Copy the listing from the line with "slash: / bbox=[302, 238, 311, 274]" to the line with "Give me the" word for word, including both of those lines.
==================================================
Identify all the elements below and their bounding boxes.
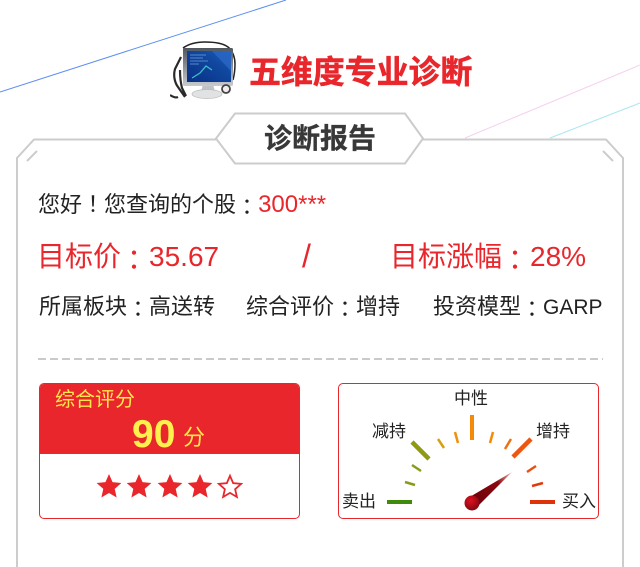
slash: / bbox=[302, 238, 311, 274]
gauge chart bbox=[387, 415, 555, 510]
icon: monitor with stethoscope bbox=[170, 41, 236, 99]
rating: 综合评价：增持 bbox=[246, 292, 400, 324]
score label: 综合评分 bbox=[55, 389, 135, 411]
panel: gauge bbox=[338, 383, 599, 519]
score value: 90 bbox=[132, 413, 175, 456]
panel: composite score bbox=[39, 383, 300, 519]
label: sell: 卖出 bbox=[342, 492, 376, 511]
label: buy: 买入 bbox=[562, 492, 596, 511]
label: reduce: 减持 bbox=[372, 422, 406, 441]
model: 投资模型：GARP bbox=[433, 292, 603, 324]
panel: report frame bbox=[17, 140, 623, 567]
label: increase: 增持 bbox=[536, 422, 570, 441]
heading badge bbox=[214, 112, 424, 164]
target price: 目标价：35.67 bbox=[37, 239, 219, 279]
star rating bbox=[96, 474, 244, 499]
target upside: 目标涨幅：28% bbox=[390, 239, 586, 279]
title: 五维度专业诊断 bbox=[249, 54, 472, 90]
label: neutral: 中性 bbox=[454, 389, 488, 408]
sector: 所属板块：高送转 bbox=[39, 292, 215, 324]
heading: 诊断报告 bbox=[264, 123, 376, 154]
score header bbox=[39, 383, 301, 454]
score unit: 分 bbox=[183, 425, 205, 450]
greeting text: 您好！您查询的个股：300*** bbox=[38, 187, 326, 222]
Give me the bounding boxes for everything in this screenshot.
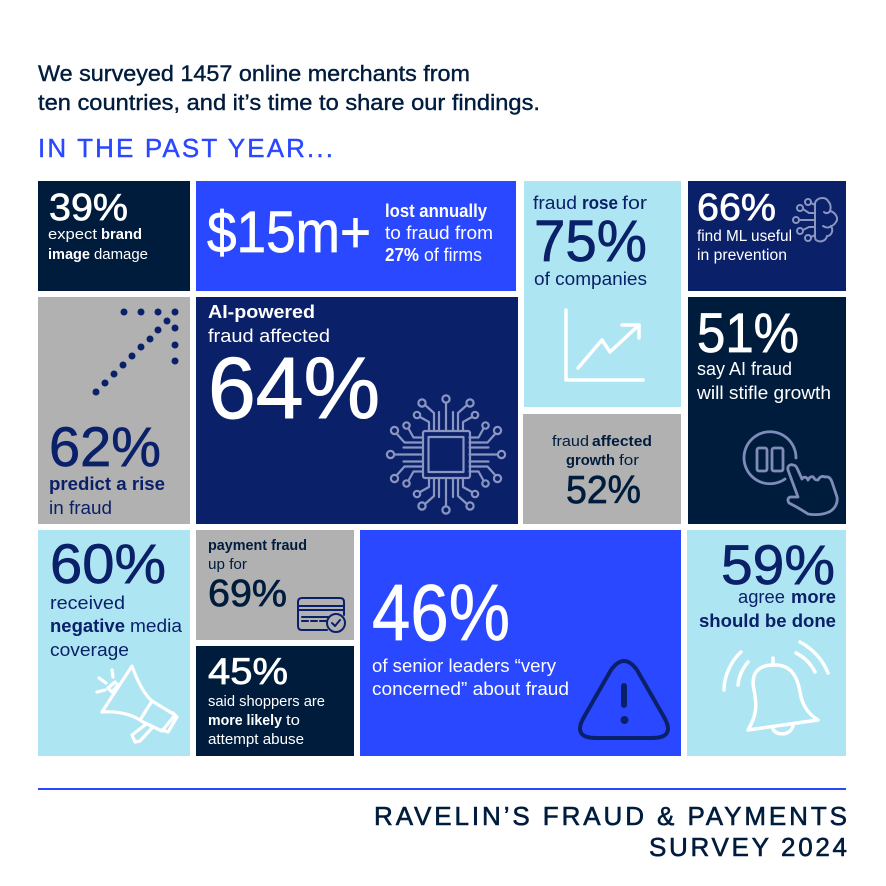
icon: brain circuit: [793, 198, 837, 241]
panel: fraud rose for 75%: fraud: [533, 193, 577, 213]
panel: $15m+ lost annually: lost annually: [385, 201, 487, 221]
panel: 66% ML useful: in prevention: [697, 247, 787, 264]
intro heading: We surveyed 1457 online merchants from: [38, 61, 470, 86]
panel: AI-powered fraud 64%: fraud affected: [208, 325, 330, 346]
footer rule: [38, 788, 846, 790]
panel: 45% shoppers abuse: more likely: [208, 712, 283, 729]
panel: payment fraud 69%: [196, 530, 354, 640]
panel: 39% brand image damage: damage: [94, 246, 148, 263]
panel: 66% ML useful: find ML useful: [697, 228, 792, 245]
footer title: SURVEY 2024: [649, 832, 847, 862]
panel: 39% brand image damage: expect: [48, 226, 98, 243]
panel: 59% more should be done: 59%: [721, 533, 835, 596]
panel: 46% senior leaders: 46%: [372, 568, 510, 657]
panel: 51% stifle growth: say AI fraud: [697, 359, 792, 379]
panel: 52% growth affected: [523, 414, 681, 524]
panel: 62% predict a rise: 62%: [49, 415, 161, 478]
panel: 52% growth affected: 52%: [566, 469, 641, 512]
panel: 45% shoppers abuse: to: [286, 712, 300, 729]
panel: payment fraud 69%: payment fraud: [208, 538, 307, 554]
footer title: [374, 801, 847, 862]
icon: warning triangle: [580, 661, 668, 738]
subheading: in the past year: IN THE PAST YEAR...: [38, 133, 333, 163]
panel: payment fraud 69%: up for: [208, 556, 247, 573]
panel: AI-powered fraud 64%: 64%: [208, 340, 380, 437]
panel: 52% growth affected: fraud: [552, 433, 589, 450]
panel: 60% negative media coverage: coverage: [50, 640, 129, 660]
icon: rising line chart: [566, 310, 643, 380]
panel: fraud rose for 75%: 75%: [534, 209, 647, 274]
panel: 62% predict a rise: [38, 297, 190, 524]
intro heading: ten countries, and it’s time to share our findings.: [38, 90, 540, 115]
footer title: RAVELIN’S FRAUD & PAYMENTS: [374, 801, 847, 831]
panel: 39% brand image damage: image: [48, 246, 90, 263]
panel: 45% shoppers abuse: 45%: [208, 651, 288, 692]
icon: dotted arrow: [92, 308, 178, 396]
panel: 45% shoppers abuse: attempt abuse: [208, 731, 304, 748]
panel: 66% ML useful: 66%: [697, 187, 776, 229]
icon: credit card with check: [298, 598, 345, 632]
panel: 45% shoppers abuse: [196, 646, 354, 756]
panel: 60% negative media coverage: media: [130, 616, 183, 636]
panel: fraud rose for 75%: of companies: [534, 269, 647, 289]
panel: payment fraud 69%: 69%: [208, 573, 287, 615]
panel: AI-powered fraud 64%: [196, 297, 518, 524]
icon: megaphone: [97, 666, 177, 742]
panel: 51% stifle growth: [688, 297, 846, 524]
panel: 51% stifle growth: 51%: [697, 301, 799, 364]
panel: 66% ML useful: [688, 181, 846, 291]
panel: 52% growth affected: growth: [566, 452, 615, 469]
icon: ringing bell: [724, 642, 828, 734]
panel: 39% brand image damage: brand: [101, 226, 142, 243]
panel: 59% more should be done: [687, 530, 846, 756]
panel: 60% negative media coverage: [38, 530, 190, 756]
intro heading: [38, 61, 540, 115]
panel: 62% predict a rise: predict a rise: [49, 474, 165, 494]
panel: 60% negative media coverage: 60%: [50, 532, 166, 595]
panel: 51% stifle growth: will stifle growth: [696, 383, 831, 403]
panel: 39% brand image damage: [38, 181, 190, 291]
panel: 59% more should be done: should be done: [699, 611, 836, 631]
panel: $15m+ lost annually: [196, 181, 516, 291]
panel: 46% senior leaders: of senior leaders “very: [372, 656, 556, 676]
panel: $15m+ lost annually: 27%: [385, 245, 419, 265]
panel: fraud rose for 75%: for: [622, 193, 647, 213]
icon: pause button and pointing hand: [744, 432, 837, 515]
panel: 60% negative media coverage: received: [50, 593, 125, 613]
panel: AI-powered fraud 64%: AI-powered: [208, 301, 315, 322]
panel: 46% senior leaders: [360, 530, 681, 756]
panel: 59% more should be done: more: [791, 587, 836, 607]
panel: 62% predict a rise: in fraud: [49, 498, 112, 518]
icon: microchip: [387, 395, 505, 514]
panel: 60% negative media coverage: negative: [50, 616, 125, 636]
panel: 45% shoppers abuse: said shoppers are: [208, 693, 325, 710]
panel: 46% senior leaders: concerned” about fraud: [372, 679, 569, 699]
panel: 59% more should be done: agree: [738, 587, 785, 607]
panel: $15m+ lost annually: to fraud from: [385, 223, 493, 243]
panel: 52% growth affected: affected: [592, 433, 652, 450]
panel: fraud rose for 75%: rose: [582, 193, 618, 213]
panel: fraud rose for 75%: [524, 181, 681, 407]
panel: 52% growth affected: for: [619, 452, 639, 469]
panel: 39% brand image damage: 39%: [49, 187, 128, 229]
panel: $15m+ lost annually: $15m+: [207, 200, 371, 265]
panel: $15m+ lost annually: of firms: [424, 245, 482, 265]
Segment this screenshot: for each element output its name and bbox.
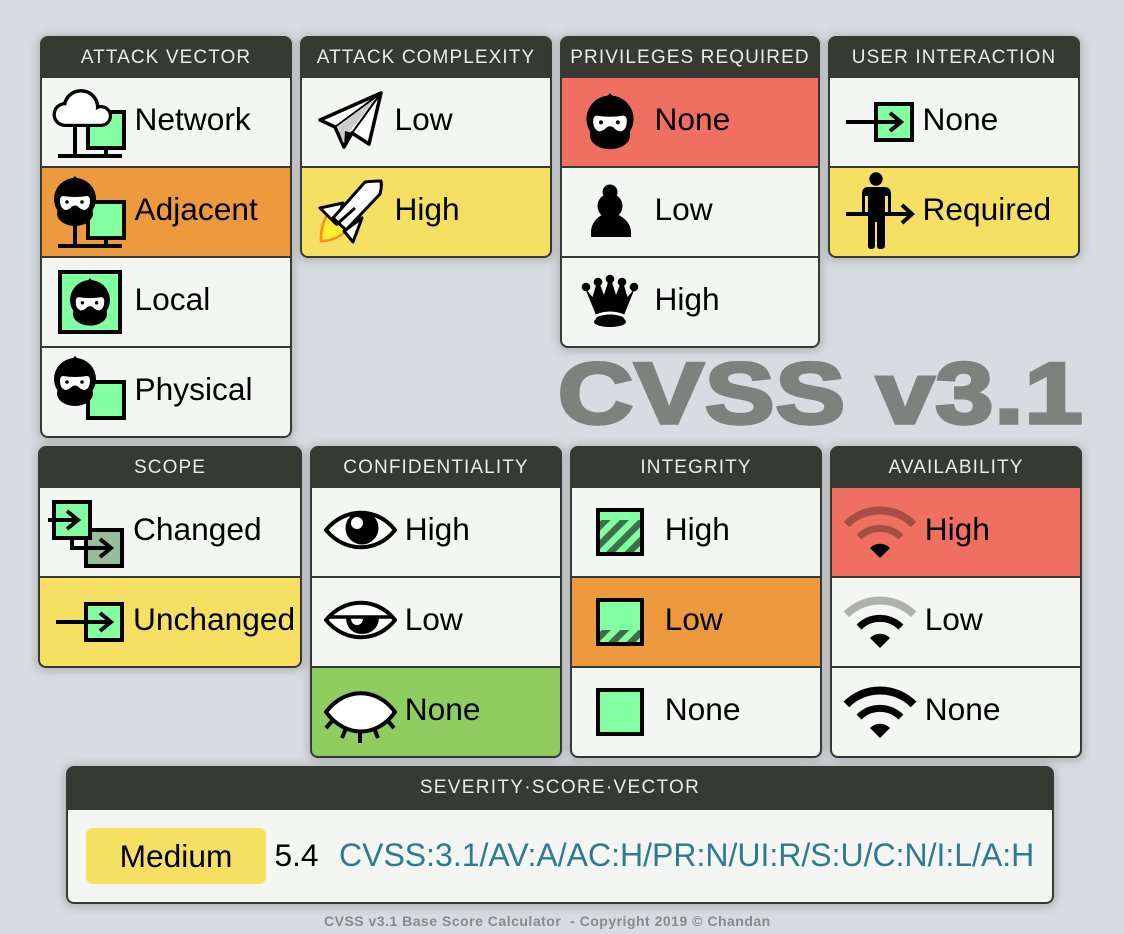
severity badge: medium	[86, 828, 266, 884]
label: low: Low	[654, 191, 713, 227]
heading: confidentiality: CONFIDENTIALITY	[343, 457, 529, 478]
label: none: None	[654, 101, 730, 137]
icon: wifi with faded arcs	[844, 506, 916, 558]
option: high, selected	[832, 488, 1080, 576]
panel: integrity	[570, 446, 822, 758]
label: high: High	[665, 511, 730, 547]
heading: availability: AVAILABILITY	[888, 457, 1024, 478]
heading: privileges required: PRIVILEGES REQUIRED	[570, 47, 810, 68]
option: required, selected	[830, 168, 1078, 256]
option: none, selected	[562, 78, 818, 166]
option: high	[312, 488, 560, 576]
icon: plain square	[596, 688, 644, 736]
score: 5.4	[274, 837, 319, 873]
icon: arrow into square	[56, 602, 124, 642]
icon: person crossed by arrow	[846, 172, 915, 249]
label: low: Low	[665, 601, 723, 637]
results row	[68, 810, 1052, 902]
panel: attack vector	[40, 36, 292, 438]
heading: user interaction: USER INTERACTION	[852, 47, 1056, 68]
icon: rocket	[318, 180, 383, 244]
icon: square slightly hatched	[596, 598, 644, 646]
label: local: Local	[134, 281, 210, 317]
label: high: High	[925, 511, 990, 547]
icon: arrow into square	[846, 102, 914, 142]
icon: wifi with one faded arc	[844, 596, 916, 648]
panel: confidentiality	[310, 446, 562, 758]
option: high, selected	[302, 168, 550, 256]
option: changed	[40, 488, 300, 576]
label: network: Network	[134, 101, 251, 137]
option: none	[572, 668, 820, 756]
title: CVSS v3.1: CVSS v3.1	[558, 346, 1084, 442]
option: low	[302, 78, 550, 166]
label: none: None	[922, 101, 998, 137]
label: physical: Physical	[134, 371, 252, 407]
option: local	[42, 258, 290, 346]
label: high: High	[654, 281, 720, 317]
label: changed: Changed	[133, 511, 262, 547]
label: low: Low	[925, 601, 983, 637]
label: adjacent: Adjacent	[134, 191, 258, 227]
panel: severity score vector	[66, 766, 1054, 904]
option: low	[562, 168, 818, 256]
panel: scope	[38, 446, 302, 668]
panel: availability	[830, 446, 1082, 758]
icon: pawn	[591, 184, 631, 237]
option: none, selected	[312, 668, 560, 756]
heading: scope: SCOPE	[134, 457, 206, 478]
icon: square mostly hatched	[596, 508, 644, 556]
icon: ninja inside square	[58, 270, 122, 334]
heading: severity score vector: SEVERITY·SCORE·VECTOR	[420, 777, 700, 798]
icon: cloud and monitor	[52, 89, 126, 158]
icon: half closed eye	[324, 600, 397, 640]
label: none: None	[405, 691, 480, 727]
option: none	[830, 78, 1078, 166]
label: required: Required	[922, 191, 1051, 227]
icon: ninja	[586, 93, 634, 150]
icon: open eye	[324, 510, 397, 550]
panel: user interaction	[828, 36, 1080, 258]
option: physical	[42, 348, 290, 436]
icon: queen	[582, 274, 638, 327]
label: none: None	[665, 691, 740, 727]
option: low	[832, 578, 1080, 666]
heading: attack vector: ATTACK VECTOR	[81, 47, 251, 68]
icon: arrows through two squares	[48, 500, 124, 568]
panel: attack complexity	[300, 36, 552, 258]
option: low, selected	[572, 578, 820, 666]
icon: ninja touching square	[54, 356, 126, 420]
label: none: None	[925, 691, 1000, 727]
vector string: CVSS:3.1/AV:A/AC:H/PR:N/UI:R/S:U/C:N/I:L/A:H	[339, 837, 1034, 873]
label: high: High	[405, 511, 470, 547]
label: low: Low	[394, 101, 453, 137]
option: unchanged, selected	[40, 578, 300, 666]
icon: closed eye with lashes	[324, 691, 397, 743]
option: none	[832, 668, 1080, 756]
heading: attack complexity: ATTACK COMPLEXITY	[317, 47, 535, 68]
icon: full wifi	[844, 686, 916, 738]
option: high	[562, 258, 818, 346]
heading: integrity: INTEGRITY	[640, 457, 752, 478]
panel: privileges required	[560, 36, 820, 348]
icon: ninja and monitor	[54, 176, 126, 248]
option: high	[572, 488, 820, 576]
icon: paper plane	[318, 91, 383, 149]
label: high: High	[394, 191, 460, 227]
option: low	[312, 578, 560, 666]
footer copyright: CVSS v3.1 Base Score Calculator - Copyright 2019 © Chandan	[324, 913, 771, 929]
severity badge: medium: Medium	[120, 838, 232, 874]
label: low: Low	[405, 601, 463, 637]
option: adjacent, selected	[42, 168, 290, 256]
label: unchanged: Unchanged	[133, 601, 295, 637]
option: network	[42, 78, 290, 166]
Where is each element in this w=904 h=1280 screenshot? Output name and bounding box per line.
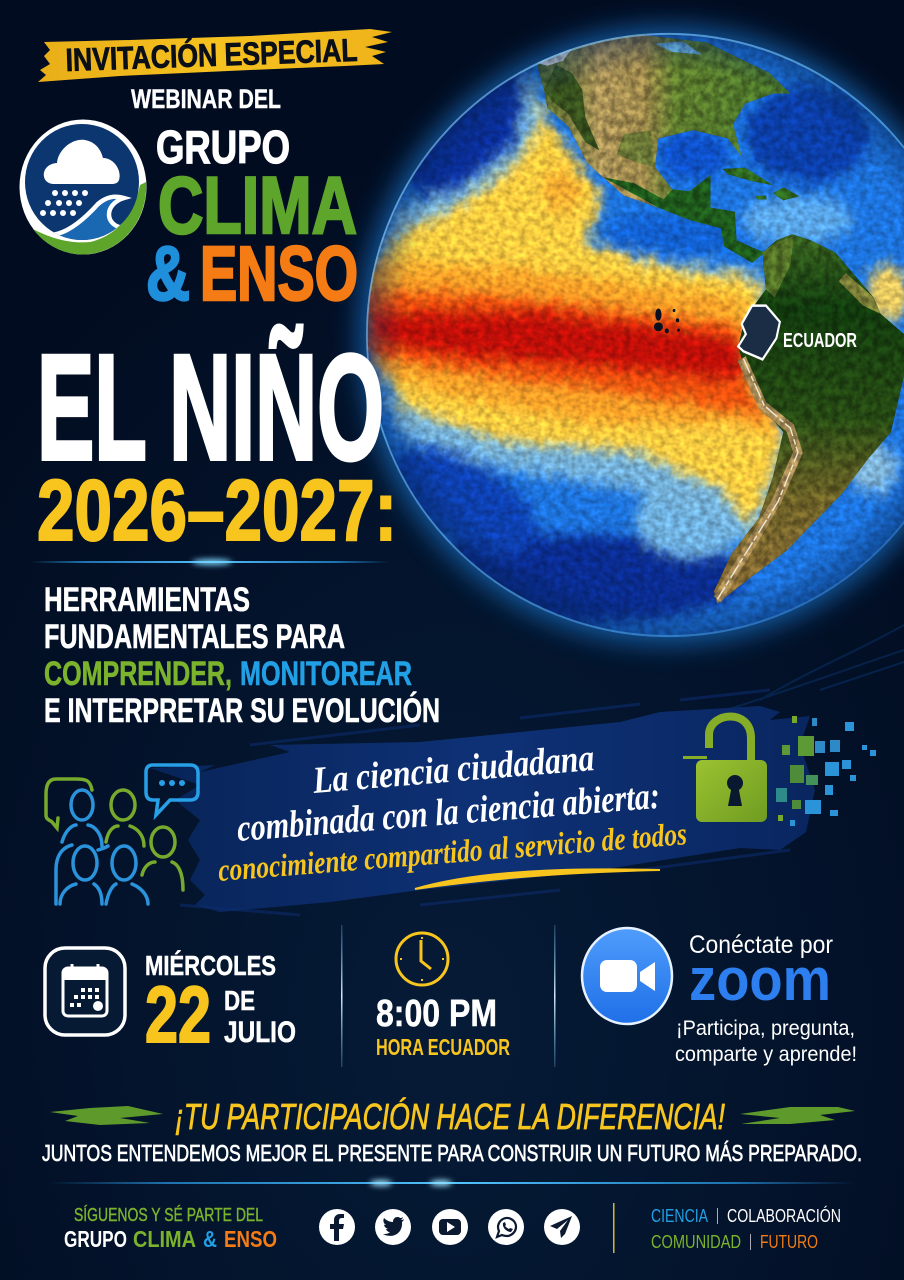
icon: WhatsApp <box>488 1209 524 1245</box>
land: Caribbean islands <box>723 168 799 200</box>
land: Ecuador highlighted <box>738 306 780 359</box>
panel: time: HORA ECUADOR <box>376 1034 510 1060</box>
footer: follow us: ENSO <box>224 1226 277 1252</box>
footer: values: COMUNIDAD <box>651 1232 741 1252</box>
icon: community of people with speech bubbles <box>46 765 198 904</box>
footer: values <box>651 1205 841 1252</box>
globe: El Niño sea surface temperature map <box>360 20 904 673</box>
text: script slogan: combinada con la ciencia abierta: <box>235 775 661 850</box>
heading: Grupo Clima & ENSO: CLIMA <box>158 161 357 251</box>
subtitle text block: HERRAMIENTAS <box>44 581 250 619</box>
heading: Grupo Clima & ENSO: ENSO <box>200 231 358 317</box>
land with terrain texture <box>537 34 904 603</box>
subtitle text block <box>44 581 440 730</box>
footer: values: COLABORACIÓN <box>727 1205 841 1226</box>
logo: Grupo Clima & ENSO emblem <box>20 120 146 260</box>
subtitle text block: FUNDAMENTALES PARA <box>44 618 345 656</box>
panel: date: 22 <box>145 970 211 1059</box>
text: script slogan <box>217 737 688 888</box>
footer: follow us: CLIMA <box>133 1226 196 1252</box>
icon: Zoom camera <box>582 928 672 1024</box>
panel: date <box>45 948 296 1059</box>
heading: Grupo Clima & ENSO: & <box>146 231 190 317</box>
text: script slogan: La ciencia ciudadana <box>310 737 596 802</box>
heading: Grupo Clima & ENSO: GRUPO <box>156 121 290 173</box>
underline stroke <box>415 869 660 889</box>
subtitle text block: COMPRENDER, <box>44 655 232 693</box>
panel: Zoom connection: zoom <box>689 946 831 1013</box>
icon: YouTube <box>432 1209 468 1245</box>
icon: calendar <box>45 948 125 1035</box>
panel: date: DE <box>224 985 255 1016</box>
icon: Facebook <box>319 1209 355 1245</box>
brush banner: Invitación especial: INVITACIÓN ESPECIAL <box>65 32 358 78</box>
text: script slogan: conocimiente compartido al servicio de todos <box>217 815 688 888</box>
glow divider <box>48 1180 855 1186</box>
land: North America <box>537 34 790 263</box>
brush stroke: right green <box>740 1107 855 1124</box>
label: Ecuador: ECUADOR <box>783 330 857 352</box>
title: El Niño: EL NIÑO <box>37 323 384 491</box>
footer: follow us: & <box>203 1226 217 1252</box>
footer: follow us <box>64 1205 277 1252</box>
panel: citizen and open science brush banner <box>150 690 815 915</box>
icon: Telegram <box>544 1209 580 1245</box>
icon: clock <box>396 933 448 985</box>
subtitle text block: MONITOREAR <box>240 655 412 693</box>
footer: values: FUTURO <box>760 1232 818 1252</box>
glow divider <box>30 559 390 565</box>
subtitle text block: E INTERPRETAR SU EVOLUCIÓN <box>44 692 440 730</box>
callout: tu participación hace la diferencia: ¡TU PARTICIPACIÓN HACE LA DIFERENCIA! <box>175 1096 725 1137</box>
icon: open padlock <box>683 716 767 822</box>
brush stroke: left green <box>50 1106 163 1125</box>
footer: values: CIENCIA <box>651 1206 708 1226</box>
panel: time <box>376 933 510 1060</box>
land: South America <box>714 234 904 603</box>
footer: follow us: GRUPO <box>64 1226 127 1252</box>
icon: dissolving data pixels <box>776 716 876 826</box>
footer: follow us: SÍGUENOS Y SÉ PARTE DEL <box>74 1205 263 1225</box>
land: Galápagos islands <box>654 308 680 333</box>
panel: Zoom connection: comparte y aprende! <box>675 1043 857 1066</box>
panel: time: 8:00 PM <box>376 993 497 1035</box>
panel: date: MIÉRCOLES <box>145 950 276 981</box>
text: Webinar del: WEBINAR DEL <box>131 84 281 114</box>
panel: Zoom connection: ¡Participa, pregunta, <box>676 1017 855 1040</box>
panel: Zoom connection: Conéctate por <box>689 931 833 959</box>
panel: Zoom connection <box>582 928 857 1066</box>
heading: Grupo Clima & ENSO <box>146 121 358 317</box>
panel: date: JULIO <box>224 1016 296 1049</box>
title: years 2026–2027: 2026–2027: <box>37 463 397 559</box>
icon: Twitter <box>375 1209 411 1245</box>
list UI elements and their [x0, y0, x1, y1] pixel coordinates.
==================================================
### Answer for the task
slash: / bbox=[302, 238, 311, 274]
gauge chart bbox=[387, 415, 555, 510]
icon: monitor with stethoscope bbox=[170, 41, 236, 99]
rating: 综合评价：增持 bbox=[246, 292, 400, 324]
score label: 综合评分 bbox=[55, 389, 135, 411]
panel: gauge bbox=[338, 383, 599, 519]
score value: 90 bbox=[132, 413, 175, 456]
panel: composite score bbox=[39, 383, 300, 519]
label: sell: 卖出 bbox=[342, 492, 376, 511]
label: buy: 买入 bbox=[562, 492, 596, 511]
label: reduce: 减持 bbox=[372, 422, 406, 441]
model: 投资模型：GARP bbox=[433, 292, 603, 324]
panel: report frame bbox=[17, 140, 623, 567]
label: increase: 增持 bbox=[536, 422, 570, 441]
heading badge bbox=[214, 112, 424, 164]
target price: 目标价：35.67 bbox=[37, 239, 219, 279]
star rating bbox=[96, 474, 244, 499]
target upside: 目标涨幅：28% bbox=[390, 239, 586, 279]
title: 五维度专业诊断 bbox=[249, 54, 472, 90]
label: neutral: 中性 bbox=[454, 389, 488, 408]
sector: 所属板块：高送转 bbox=[39, 292, 215, 324]
heading: 诊断报告 bbox=[264, 123, 376, 154]
score header bbox=[39, 383, 301, 454]
score unit: 分 bbox=[183, 425, 205, 450]
greeting text: 您好！您查询的个股：300*** bbox=[38, 187, 326, 222]
Give me the bounding boxes for everything in this screenshot.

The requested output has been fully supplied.